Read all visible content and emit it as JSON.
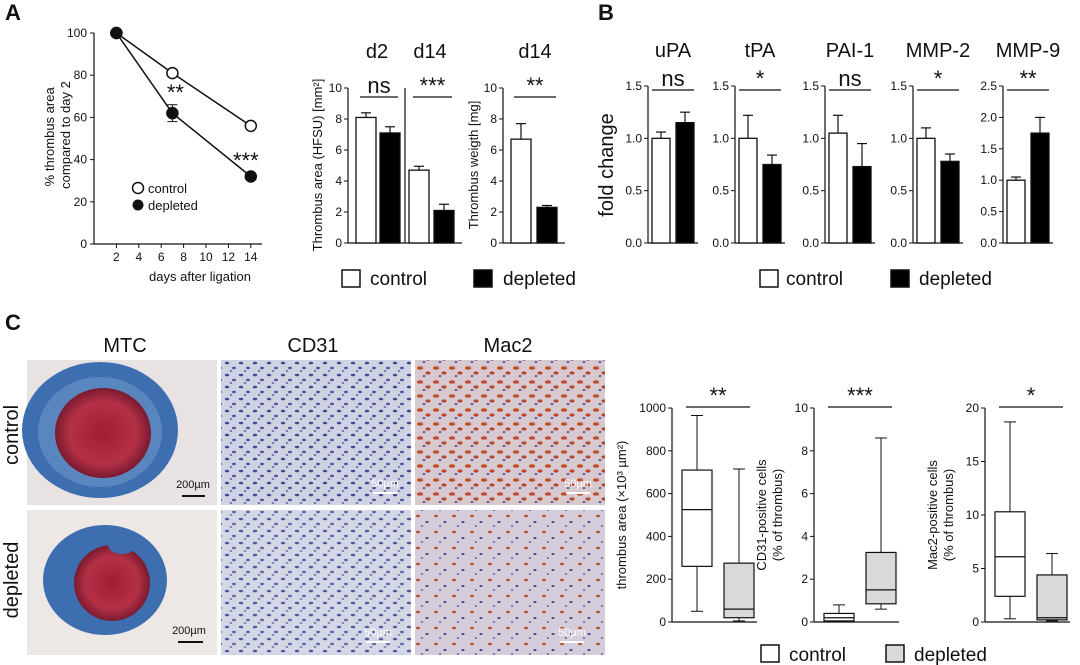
{
  "panel_labels": [
    "A",
    "B",
    "C"
  ],
  "legend": {
    "control": "control",
    "depleted": "depleted"
  },
  "colors": {
    "control": "#ffffff",
    "depleted": "#000000",
    "box_depleted": "#d9d9d9",
    "mtc_blue": "#3d6fb0",
    "mtc_red": "#b0283a",
    "ihc_bg": "#c9cde0",
    "mac2_stain": "#c0502b"
  },
  "chart_data": [
    {
      "id": "A_line",
      "type": "line",
      "xlabel": "days after ligation",
      "ylabel": "% thrombus area compared to day 2",
      "xlim": [
        0,
        15
      ],
      "ylim": [
        0,
        100
      ],
      "x_ticks": [
        "2",
        "4",
        "6",
        "8",
        "10",
        "12",
        "14"
      ],
      "y_ticks": [
        "0",
        "20",
        "40",
        "60",
        "80",
        "100"
      ],
      "series": [
        {
          "name": "control",
          "x": [
            2,
            7,
            14
          ],
          "y": [
            100,
            81,
            56
          ],
          "err": [
            0,
            0,
            0
          ]
        },
        {
          "name": "depleted",
          "x": [
            2,
            7,
            14
          ],
          "y": [
            100,
            62,
            32
          ],
          "err": [
            0,
            4,
            0
          ]
        }
      ],
      "annotations": [
        {
          "text": "**",
          "x": 7
        },
        {
          "text": "***",
          "x": 14
        }
      ]
    },
    {
      "id": "A_area",
      "type": "bar",
      "ylabel": "Thrombus area (HFSU) [mm²]",
      "ylim": [
        0,
        10
      ],
      "y_ticks": [
        "0",
        "2",
        "4",
        "6",
        "8",
        "10"
      ],
      "groups": [
        {
          "label": "d2",
          "sig": "ns"
        },
        {
          "label": "d14",
          "sig": "***"
        }
      ],
      "series": [
        {
          "name": "control",
          "values": [
            8.1,
            4.7
          ],
          "err": [
            0.3,
            0.25
          ]
        },
        {
          "name": "depleted",
          "values": [
            7.1,
            2.1
          ],
          "err": [
            0.4,
            0.4
          ]
        }
      ]
    },
    {
      "id": "A_weight",
      "type": "bar",
      "title": "d14",
      "ylabel": "Thrombus weigth [mg]",
      "ylim": [
        0,
        10
      ],
      "y_ticks": [
        "0",
        "2",
        "4",
        "6",
        "8",
        "10"
      ],
      "sig": "**",
      "series": [
        {
          "name": "control",
          "values": [
            6.7
          ],
          "err": [
            1.0
          ]
        },
        {
          "name": "depleted",
          "values": [
            2.3
          ],
          "err": [
            0.12
          ]
        }
      ]
    },
    {
      "id": "B_fold",
      "type": "bar",
      "ylabel": "fold change",
      "subplots": [
        {
          "title": "uPA",
          "sig": "ns",
          "ylim": [
            0,
            1.5
          ],
          "y_ticks": [
            "0.0",
            "0.5",
            "1.0",
            "1.5"
          ],
          "control": [
            1.0,
            0.06
          ],
          "depleted": [
            1.15,
            0.1
          ]
        },
        {
          "title": "tPA",
          "sig": "*",
          "ylim": [
            0,
            1.5
          ],
          "y_ticks": [
            "0.0",
            "0.5",
            "1.0",
            "1.5"
          ],
          "control": [
            1.0,
            0.22
          ],
          "depleted": [
            0.75,
            0.09
          ]
        },
        {
          "title": "PAI-1",
          "sig": "ns",
          "ylim": [
            0,
            1.5
          ],
          "y_ticks": [
            "0.0",
            "0.5",
            "1.0",
            "1.5"
          ],
          "control": [
            1.05,
            0.17
          ],
          "depleted": [
            0.73,
            0.22
          ]
        },
        {
          "title": "MMP-2",
          "sig": "*",
          "ylim": [
            0,
            1.5
          ],
          "y_ticks": [
            "0.0",
            "0.5",
            "1.0",
            "1.5"
          ],
          "control": [
            1.0,
            0.1
          ],
          "depleted": [
            0.78,
            0.07
          ]
        },
        {
          "title": "MMP-9",
          "sig": "**",
          "ylim": [
            0,
            2.5
          ],
          "y_ticks": [
            "0.0",
            "0.5",
            "1.0",
            "1.5",
            "2.0",
            "2.5"
          ],
          "control": [
            1.0,
            0.05
          ],
          "depleted": [
            1.75,
            0.25
          ]
        }
      ]
    },
    {
      "id": "C_box",
      "type": "box",
      "subplots": [
        {
          "ylabel": "thrombus area (×10³ µm²)",
          "sig": "**",
          "ylim": [
            0,
            1000
          ],
          "y_ticks": [
            "0",
            "200",
            "400",
            "600",
            "800",
            "1000"
          ],
          "control": {
            "min": 50,
            "q1": 260,
            "median": 525,
            "q3": 710,
            "max": 965
          },
          "depleted": {
            "min": 5,
            "q1": 20,
            "median": 60,
            "q3": 275,
            "max": 715
          }
        },
        {
          "ylabel": "CD31-positive cells (% of thrombus)",
          "sig": "***",
          "ylim": [
            0,
            10
          ],
          "y_ticks": [
            "0",
            "2",
            "4",
            "6",
            "8",
            "10"
          ],
          "control": {
            "min": 0.0,
            "q1": 0.05,
            "median": 0.2,
            "q3": 0.4,
            "max": 0.8
          },
          "depleted": {
            "min": 0.6,
            "q1": 0.85,
            "median": 1.5,
            "q3": 3.25,
            "max": 8.6
          }
        },
        {
          "ylabel": "Mac2-positive cells (% of thrombus)",
          "sig": "*",
          "ylim": [
            0,
            20
          ],
          "y_ticks": [
            "0",
            "5",
            "10",
            "15",
            "20"
          ],
          "control": {
            "min": 0.3,
            "q1": 2.4,
            "median": 6.1,
            "q3": 10.3,
            "max": 18.7
          },
          "depleted": {
            "min": 0.1,
            "q1": 0.2,
            "median": 0.4,
            "q3": 4.4,
            "max": 6.4
          }
        }
      ]
    }
  ],
  "micrographs": {
    "columns": [
      "MTC",
      "CD31",
      "Mac2"
    ],
    "rows": [
      "control",
      "depleted"
    ],
    "scalebars": [
      "200µm",
      "50µm",
      "50µm",
      "200µm",
      "50µm",
      "50µm"
    ]
  }
}
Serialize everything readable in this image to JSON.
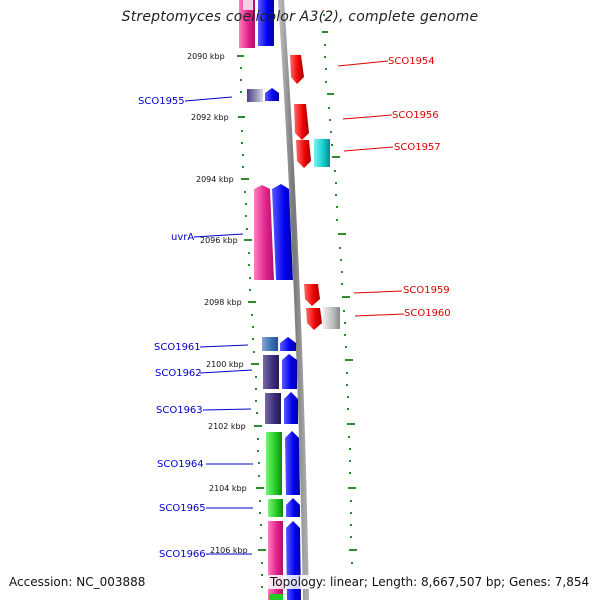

* * * * * * * * *

▶ **YOUR INSTRUCTIONS**
Exactly as written, copy the entries above without their pictures.

▶ **ANSWER AREA**
Read all visible content and emit it as JSON.
{
  "panel_labels": [
    "A",
    "B",
    "C"
  ],
  "legend": {
    "control": "control",
    "depleted": "depleted"
  },
  "colors": {
    "control": "#ffffff",
    "depleted": "#000000",
    "box_depleted": "#d9d9d9",
    "mtc_blue": "#3d6fb0",
    "mtc_red": "#b0283a",
    "ihc_bg": "#c9cde0",
    "mac2_stain": "#c0502b"
  },
  "chart_data": [
    {
      "id": "A_line",
      "type": "line",
      "xlabel": "days after ligation",
      "ylabel": "% thrombus area compared to day 2",
      "xlim": [
        0,
        15
      ],
      "ylim": [
        0,
        100
      ],
      "x_ticks": [
        "2",
        "4",
        "6",
        "8",
        "10",
        "12",
        "14"
      ],
      "y_ticks": [
        "0",
        "20",
        "40",
        "60",
        "80",
        "100"
      ],
      "series": [
        {
          "name": "control",
          "x": [
            2,
            7,
            14
          ],
          "y": [
            100,
            81,
            56
          ],
          "err": [
            0,
            0,
            0
          ]
        },
        {
          "name": "depleted",
          "x": [
            2,
            7,
            14
          ],
          "y": [
            100,
            62,
            32
          ],
          "err": [
            0,
            4,
            0
          ]
        }
      ],
      "annotations": [
        {
          "text": "**",
          "x": 7
        },
        {
          "text": "***",
          "x": 14
        }
      ]
    },
    {
      "id": "A_area",
      "type": "bar",
      "ylabel": "Thrombus area (HFSU) [mm²]",
      "ylim": [
        0,
        10
      ],
      "y_ticks": [
        "0",
        "2",
        "4",
        "6",
        "8",
        "10"
      ],
      "groups": [
        {
          "label": "d2",
          "sig": "ns"
        },
        {
          "label": "d14",
          "sig": "***"
        }
      ],
      "series": [
        {
          "name": "control",
          "values": [
            8.1,
            4.7
          ],
          "err": [
            0.3,
            0.25
          ]
        },
        {
          "name": "depleted",
          "values": [
            7.1,
            2.1
          ],
          "err": [
            0.4,
            0.4
          ]
        }
      ]
    },
    {
      "id": "A_weight",
      "type": "bar",
      "title": "d14",
      "ylabel": "Thrombus weigth [mg]",
      "ylim": [
        0,
        10
      ],
      "y_ticks": [
        "0",
        "2",
        "4",
        "6",
        "8",
        "10"
      ],
      "sig": "**",
      "series": [
        {
          "name": "control",
          "values": [
            6.7
          ],
          "err": [
            1.0
          ]
        },
        {
          "name": "depleted",
          "values": [
            2.3
          ],
          "err": [
            0.12
          ]
        }
      ]
    },
    {
      "id": "B_fold",
      "type": "bar",
      "ylabel": "fold change",
      "subplots": [
        {
          "title": "uPA",
          "sig": "ns",
          "ylim": [
            0,
            1.5
          ],
          "y_ticks": [
            "0.0",
            "0.5",
            "1.0",
            "1.5"
          ],
          "control": [
            1.0,
            0.06
          ],
          "depleted": [
            1.15,
            0.1
          ]
        },
        {
          "title": "tPA",
          "sig": "*",
          "ylim": [
            0,
            1.5
          ],
          "y_ticks": [
            "0.0",
            "0.5",
            "1.0",
            "1.5"
          ],
          "control": [
            1.0,
            0.22
          ],
          "depleted": [
            0.75,
            0.09
          ]
        },
        {
          "title": "PAI-1",
          "sig": "ns",
          "ylim": [
            0,
            1.5
          ],
          "y_ticks": [
            "0.0",
            "0.5",
            "1.0",
            "1.5"
          ],
          "control": [
            1.05,
            0.17
          ],
          "depleted": [
            0.73,
            0.22
          ]
        },
        {
          "title": "MMP-2",
          "sig": "*",
          "ylim": [
            0,
            1.5
          ],
          "y_ticks": [
            "0.0",
            "0.5",
            "1.0",
            "1.5"
          ],
          "control": [
            1.0,
            0.1
          ],
          "depleted": [
            0.78,
            0.07
          ]
        },
        {
          "title": "MMP-9",
          "sig": "**",
          "ylim": [
            0,
            2.5
          ],
          "y_ticks": [
            "0.0",
            "0.5",
            "1.0",
            "1.5",
            "2.0",
            "2.5"
          ],
          "control": [
            1.0,
            0.05
          ],
          "depleted": [
            1.75,
            0.25
          ]
        }
      ]
    },
    {
      "id": "C_box",
      "type": "box",
      "subplots": [
        {
          "ylabel": "thrombus area (×10³ µm²)",
          "sig": "**",
          "ylim": [
            0,
            1000
          ],
          "y_ticks": [
            "0",
            "200",
            "400",
            "600",
            "800",
            "1000"
          ],
          "control": {
            "min": 50,
            "q1": 260,
            "median": 525,
            "q3": 710,
            "max": 965
          },
          "depleted": {
            "min": 5,
            "q1": 20,
            "median": 60,
            "q3": 275,
            "max": 715
          }
        },
        {
          "ylabel": "CD31-positive cells (% of thrombus)",
          "sig": "***",
          "ylim": [
            0,
            10
          ],
          "y_ticks": [
            "0",
            "2",
            "4",
            "6",
            "8",
            "10"
          ],
          "control": {
            "min": 0.0,
            "q1": 0.05,
            "median": 0.2,
            "q3": 0.4,
            "max": 0.8
          },
          "depleted": {
            "min": 0.6,
            "q1": 0.85,
            "median": 1.5,
            "q3": 3.25,
            "max": 8.6
          }
        },
        {
          "ylabel": "Mac2-positive cells (% of thrombus)",
          "sig": "*",
          "ylim": [
            0,
            20
          ],
          "y_ticks": [
            "0",
            "5",
            "10",
            "15",
            "20"
          ],
          "control": {
            "min": 0.3,
            "q1": 2.4,
            "median": 6.1,
            "q3": 10.3,
            "max": 18.7
          },
          "depleted": {
            "min": 0.1,
            "q1": 0.2,
            "median": 0.4,
            "q3": 4.4,
            "max": 6.4
          }
        }
      ]
    }
  ],
  "micrographs": {
    "columns": [
      "MTC",
      "CD31",
      "Mac2"
    ],
    "rows": [
      "control",
      "depleted"
    ],
    "scalebars": [
      "200µm",
      "50µm",
      "50µm",
      "200µm",
      "50µm",
      "50µm"
    ]
  }
}
Serialize everything readable in this image to JSON.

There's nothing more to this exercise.